CHALLENGE :: Retype everything in the listing, leaving each line exactly as it is.

-- start of GIVEN DATA --

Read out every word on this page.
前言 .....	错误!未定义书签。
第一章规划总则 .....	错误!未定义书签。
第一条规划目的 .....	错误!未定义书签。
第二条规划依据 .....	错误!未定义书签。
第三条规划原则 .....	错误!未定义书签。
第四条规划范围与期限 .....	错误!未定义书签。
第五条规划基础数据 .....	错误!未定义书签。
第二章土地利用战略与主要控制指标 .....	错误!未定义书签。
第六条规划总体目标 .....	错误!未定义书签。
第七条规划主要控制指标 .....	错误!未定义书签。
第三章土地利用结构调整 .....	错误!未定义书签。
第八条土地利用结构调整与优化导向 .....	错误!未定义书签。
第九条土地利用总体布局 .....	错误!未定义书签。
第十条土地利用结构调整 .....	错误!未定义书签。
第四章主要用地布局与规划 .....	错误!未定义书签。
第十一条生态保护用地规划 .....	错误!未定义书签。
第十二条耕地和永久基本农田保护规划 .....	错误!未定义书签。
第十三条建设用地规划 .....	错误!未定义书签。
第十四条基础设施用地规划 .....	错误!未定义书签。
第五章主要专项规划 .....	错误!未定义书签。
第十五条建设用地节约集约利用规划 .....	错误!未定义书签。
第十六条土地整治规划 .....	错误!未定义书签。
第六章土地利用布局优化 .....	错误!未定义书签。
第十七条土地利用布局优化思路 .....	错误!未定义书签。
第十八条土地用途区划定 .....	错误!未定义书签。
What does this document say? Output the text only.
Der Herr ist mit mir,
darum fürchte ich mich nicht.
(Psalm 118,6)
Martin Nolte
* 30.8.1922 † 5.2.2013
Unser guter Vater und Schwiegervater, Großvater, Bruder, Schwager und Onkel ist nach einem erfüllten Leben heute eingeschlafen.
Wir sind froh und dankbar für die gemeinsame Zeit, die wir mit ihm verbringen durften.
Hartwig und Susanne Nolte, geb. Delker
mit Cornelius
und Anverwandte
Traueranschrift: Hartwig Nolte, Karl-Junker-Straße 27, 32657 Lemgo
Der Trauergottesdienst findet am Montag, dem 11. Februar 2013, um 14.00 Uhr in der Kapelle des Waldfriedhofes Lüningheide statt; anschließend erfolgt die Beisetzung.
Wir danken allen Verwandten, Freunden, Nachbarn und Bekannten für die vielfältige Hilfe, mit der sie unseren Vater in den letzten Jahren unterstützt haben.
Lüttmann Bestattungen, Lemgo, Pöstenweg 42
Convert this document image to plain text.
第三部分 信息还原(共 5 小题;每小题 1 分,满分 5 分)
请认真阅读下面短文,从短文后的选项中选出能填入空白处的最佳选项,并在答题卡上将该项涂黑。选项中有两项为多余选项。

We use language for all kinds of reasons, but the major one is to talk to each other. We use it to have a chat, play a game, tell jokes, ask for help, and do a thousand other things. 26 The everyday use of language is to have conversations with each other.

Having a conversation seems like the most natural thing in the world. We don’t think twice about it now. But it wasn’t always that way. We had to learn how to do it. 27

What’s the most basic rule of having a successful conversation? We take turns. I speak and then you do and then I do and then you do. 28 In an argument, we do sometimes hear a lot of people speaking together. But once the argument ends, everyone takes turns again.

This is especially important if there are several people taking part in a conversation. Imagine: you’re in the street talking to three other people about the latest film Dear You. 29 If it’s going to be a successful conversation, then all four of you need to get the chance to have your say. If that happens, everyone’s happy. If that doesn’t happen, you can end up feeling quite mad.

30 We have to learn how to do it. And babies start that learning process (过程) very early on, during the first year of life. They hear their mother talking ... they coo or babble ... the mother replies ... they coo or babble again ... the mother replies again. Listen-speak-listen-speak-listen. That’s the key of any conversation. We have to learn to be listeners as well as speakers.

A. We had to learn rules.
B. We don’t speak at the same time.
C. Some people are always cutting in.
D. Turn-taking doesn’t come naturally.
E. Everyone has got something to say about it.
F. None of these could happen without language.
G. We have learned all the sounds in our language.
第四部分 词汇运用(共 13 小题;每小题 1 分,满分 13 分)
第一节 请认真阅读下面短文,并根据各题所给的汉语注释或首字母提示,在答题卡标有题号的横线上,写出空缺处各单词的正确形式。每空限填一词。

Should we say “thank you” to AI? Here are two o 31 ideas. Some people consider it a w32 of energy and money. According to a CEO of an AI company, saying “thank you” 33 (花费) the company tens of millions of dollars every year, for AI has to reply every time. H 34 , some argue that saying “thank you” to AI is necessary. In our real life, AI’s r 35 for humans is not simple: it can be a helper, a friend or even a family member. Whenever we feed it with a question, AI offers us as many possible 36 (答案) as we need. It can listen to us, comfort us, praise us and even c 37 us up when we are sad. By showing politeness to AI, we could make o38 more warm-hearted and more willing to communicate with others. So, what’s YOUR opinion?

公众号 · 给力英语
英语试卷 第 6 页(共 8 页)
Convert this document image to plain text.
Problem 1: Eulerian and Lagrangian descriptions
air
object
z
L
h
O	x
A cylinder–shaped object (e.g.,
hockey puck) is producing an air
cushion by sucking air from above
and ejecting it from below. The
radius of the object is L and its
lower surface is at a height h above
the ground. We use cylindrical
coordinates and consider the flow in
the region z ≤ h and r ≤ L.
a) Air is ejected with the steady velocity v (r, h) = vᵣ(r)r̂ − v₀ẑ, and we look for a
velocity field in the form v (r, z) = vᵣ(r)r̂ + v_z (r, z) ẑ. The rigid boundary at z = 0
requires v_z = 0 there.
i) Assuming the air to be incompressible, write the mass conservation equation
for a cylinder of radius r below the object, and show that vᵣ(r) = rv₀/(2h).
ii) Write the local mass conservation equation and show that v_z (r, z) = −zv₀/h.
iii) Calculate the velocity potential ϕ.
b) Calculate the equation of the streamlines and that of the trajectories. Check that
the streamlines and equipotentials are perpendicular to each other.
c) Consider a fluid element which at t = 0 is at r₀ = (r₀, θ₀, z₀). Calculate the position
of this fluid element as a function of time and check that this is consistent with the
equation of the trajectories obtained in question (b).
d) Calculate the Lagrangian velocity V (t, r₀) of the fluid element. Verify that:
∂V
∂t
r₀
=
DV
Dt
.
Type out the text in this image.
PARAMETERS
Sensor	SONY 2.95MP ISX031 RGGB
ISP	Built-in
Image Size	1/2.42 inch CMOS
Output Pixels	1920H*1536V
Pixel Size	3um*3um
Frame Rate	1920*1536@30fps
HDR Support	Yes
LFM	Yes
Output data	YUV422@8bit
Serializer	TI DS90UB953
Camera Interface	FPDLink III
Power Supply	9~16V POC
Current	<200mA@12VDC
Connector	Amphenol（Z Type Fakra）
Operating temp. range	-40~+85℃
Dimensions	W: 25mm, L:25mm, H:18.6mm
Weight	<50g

-- end of GIVEN DATA --

EXERCISE RESULT ::
Read out every word on this page.
前言 .....	错误!未定义书签。
第一章规划总则 .....	错误!未定义书签。
第一条规划目的 .....	错误!未定义书签。
第二条规划依据 .....	错误!未定义书签。
第三条规划原则 .....	错误!未定义书签。
第四条规划范围与期限 .....	错误!未定义书签。
第五条规划基础数据 .....	错误!未定义书签。
第二章土地利用战略与主要控制指标 .....	错误!未定义书签。
第六条规划总体目标 .....	错误!未定义书签。
第七条规划主要控制指标 .....	错误!未定义书签。
第三章土地利用结构调整 .....	错误!未定义书签。
第八条土地利用结构调整与优化导向 .....	错误!未定义书签。
第九条土地利用总体布局 .....	错误!未定义书签。
第十条土地利用结构调整 .....	错误!未定义书签。
第四章主要用地布局与规划 .....	错误!未定义书签。
第十一条生态保护用地规划 .....	错误!未定义书签。
第十二条耕地和永久基本农田保护规划 .....	错误!未定义书签。
第十三条建设用地规划 .....	错误!未定义书签。
第十四条基础设施用地规划 .....	错误!未定义书签。
第五章主要专项规划 .....	错误!未定义书签。
第十五条建设用地节约集约利用规划 .....	错误!未定义书签。
第十六条土地整治规划 .....	错误!未定义书签。
第六章土地利用布局优化 .....	错误!未定义书签。
第十七条土地利用布局优化思路 .....	错误!未定义书签。
第十八条土地用途区划定 .....	错误!未定义书签。
What does this document say? Output the text only.
Der Herr ist mit mir,
darum fürchte ich mich nicht.
(Psalm 118,6)
Martin Nolte
* 30.8.1922 † 5.2.2013
Unser guter Vater und Schwiegervater, Großvater, Bruder, Schwager und Onkel ist nach einem erfüllten Leben heute eingeschlafen.
Wir sind froh und dankbar für die gemeinsame Zeit, die wir mit ihm verbringen durften.
Hartwig und Susanne Nolte, geb. Delker
mit Cornelius
und Anverwandte
Traueranschrift: Hartwig Nolte, Karl-Junker-Straße 27, 32657 Lemgo
Der Trauergottesdienst findet am Montag, dem 11. Februar 2013, um 14.00 Uhr in der Kapelle des Waldfriedhofes Lüningheide statt; anschließend erfolgt die Beisetzung.
Wir danken allen Verwandten, Freunden, Nachbarn und Bekannten für die vielfältige Hilfe, mit der sie unseren Vater in den letzten Jahren unterstützt haben.
Lüttmann Bestattungen, Lemgo, Pöstenweg 42
Convert this document image to plain text.
第三部分 信息还原(共 5 小题;每小题 1 分,满分 5 分)
请认真阅读下面短文,从短文后的选项中选出能填入空白处的最佳选项,并在答题卡上将该项涂黑。选项中有两项为多余选项。

We use language for all kinds of reasons, but the major one is to talk to each other. We use it to have a chat, play a game, tell jokes, ask for help, and do a thousand other things. 26 The everyday use of language is to have conversations with each other.

Having a conversation seems like the most natural thing in the world. We don’t think twice about it now. But it wasn’t always that way. We had to learn how to do it. 27

What’s the most basic rule of having a successful conversation? We take turns. I speak and then you do and then I do and then you do. 28 In an argument, we do sometimes hear a lot of people speaking together. But once the argument ends, everyone takes turns again.

This is especially important if there are several people taking part in a conversation. Imagine: you’re in the street talking to three other people about the latest film Dear You. 29 If it’s going to be a successful conversation, then all four of you need to get the chance to have your say. If that happens, everyone’s happy. If that doesn’t happen, you can end up feeling quite mad.

30 We have to learn how to do it. And babies start that learning process (过程) very early on, during the first year of life. They hear their mother talking ... they coo or babble ... the mother replies ... they coo or babble again ... the mother replies again. Listen-speak-listen-speak-listen. That’s the key of any conversation. We have to learn to be listeners as well as speakers.

A. We had to learn rules.
B. We don’t speak at the same time.
C. Some people are always cutting in.
D. Turn-taking doesn’t come naturally.
E. Everyone has got something to say about it.
F. None of these could happen without language.
G. We have learned all the sounds in our language.
第四部分 词汇运用(共 13 小题;每小题 1 分,满分 13 分)
第一节 请认真阅读下面短文,并根据各题所给的汉语注释或首字母提示,在答题卡标有题号的横线上,写出空缺处各单词的正确形式。每空限填一词。

Should we say “thank you” to AI? Here are two o 31 ideas. Some people consider it a w32 of energy and money. According to a CEO of an AI company, saying “thank you” 33 (花费) the company tens of millions of dollars every year, for AI has to reply every time. H 34 , some argue that saying “thank you” to AI is necessary. In our real life, AI’s r 35 for humans is not simple: it can be a helper, a friend or even a family member. Whenever we feed it with a question, AI offers us as many possible 36 (答案) as we need. It can listen to us, comfort us, praise us and even c 37 us up when we are sad. By showing politeness to AI, we could make o38 more warm-hearted and more willing to communicate with others. So, what’s YOUR opinion?

公众号 · 给力英语
英语试卷 第 6 页(共 8 页)
Convert this document image to plain text.
Problem 1: Eulerian and Lagrangian descriptions
air
object
z
L
h
O	x
A cylinder–shaped object (e.g.,
hockey puck) is producing an air
cushion by sucking air from above
and ejecting it from below. The
radius of the object is L and its
lower surface is at a height h above
the ground. We use cylindrical
coordinates and consider the flow in
the region z ≤ h and r ≤ L.
a) Air is ejected with the steady velocity v (r, h) = vᵣ(r)r̂ − v₀ẑ, and we look for a
velocity field in the form v (r, z) = vᵣ(r)r̂ + v_z (r, z) ẑ. The rigid boundary at z = 0
requires v_z = 0 there.
i) Assuming the air to be incompressible, write the mass conservation equation
for a cylinder of radius r below the object, and show that vᵣ(r) = rv₀/(2h).
ii) Write the local mass conservation equation and show that v_z (r, z) = −zv₀/h.
iii) Calculate the velocity potential ϕ.
b) Calculate the equation of the streamlines and that of the trajectories. Check that
the streamlines and equipotentials are perpendicular to each other.
c) Consider a fluid element which at t = 0 is at r₀ = (r₀, θ₀, z₀). Calculate the position
of this fluid element as a function of time and check that this is consistent with the
equation of the trajectories obtained in question (b).
d) Calculate the Lagrangian velocity V (t, r₀) of the fluid element. Verify that:
∂V
∂t
r₀
=
DV
Dt
.
Type out the text in this image.
PARAMETERS
Sensor	SONY 2.95MP ISX031 RGGB
ISP	Built-in
Image Size	1/2.42 inch CMOS
Output Pixels	1920H*1536V
Pixel Size	3um*3um
Frame Rate	1920*1536@30fps
HDR Support	Yes
LFM	Yes
Output data	YUV422@8bit
Serializer	TI DS90UB953
Camera Interface	FPDLink III
Power Supply	9~16V POC
Current	<200mA@12VDC
Connector	Amphenol（Z Type Fakra）
Operating temp. range	-40~+85℃
Dimensions	W: 25mm, L:25mm, H:18.6mm
Weight	<50g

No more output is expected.